**PROBLEM STATEMENT**
Images do not belong in the copy. Retype all the entries below exactly.

**Saved entries**
------------------------------------------------------------------------

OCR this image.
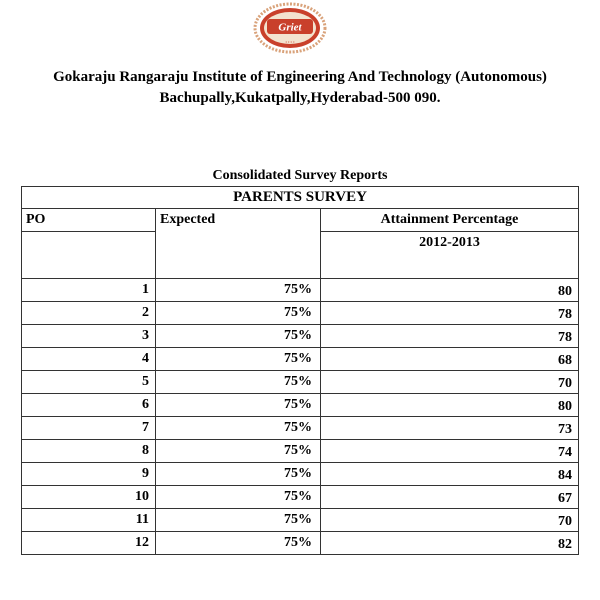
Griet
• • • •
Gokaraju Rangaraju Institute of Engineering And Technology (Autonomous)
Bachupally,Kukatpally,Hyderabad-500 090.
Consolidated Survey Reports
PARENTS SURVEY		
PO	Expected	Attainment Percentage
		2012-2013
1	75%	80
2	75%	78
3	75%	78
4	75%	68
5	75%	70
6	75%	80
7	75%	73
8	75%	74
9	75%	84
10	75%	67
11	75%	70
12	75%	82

------------------------------------------------------------------------

**COMPLETED TASK**
OCR this image.
Griet
• • • •
Gokaraju Rangaraju Institute of Engineering And Technology (Autonomous)
Bachupally,Kukatpally,Hyderabad-500 090.
Consolidated Survey Reports
PARENTS SURVEY		
PO	Expected	Attainment Percentage
		2012-2013
1	75%	80
2	75%	78
3	75%	78
4	75%	68
5	75%	70
6	75%	80
7	75%	73
8	75%	74
9	75%	84
10	75%	67
11	75%	70
12	75%	82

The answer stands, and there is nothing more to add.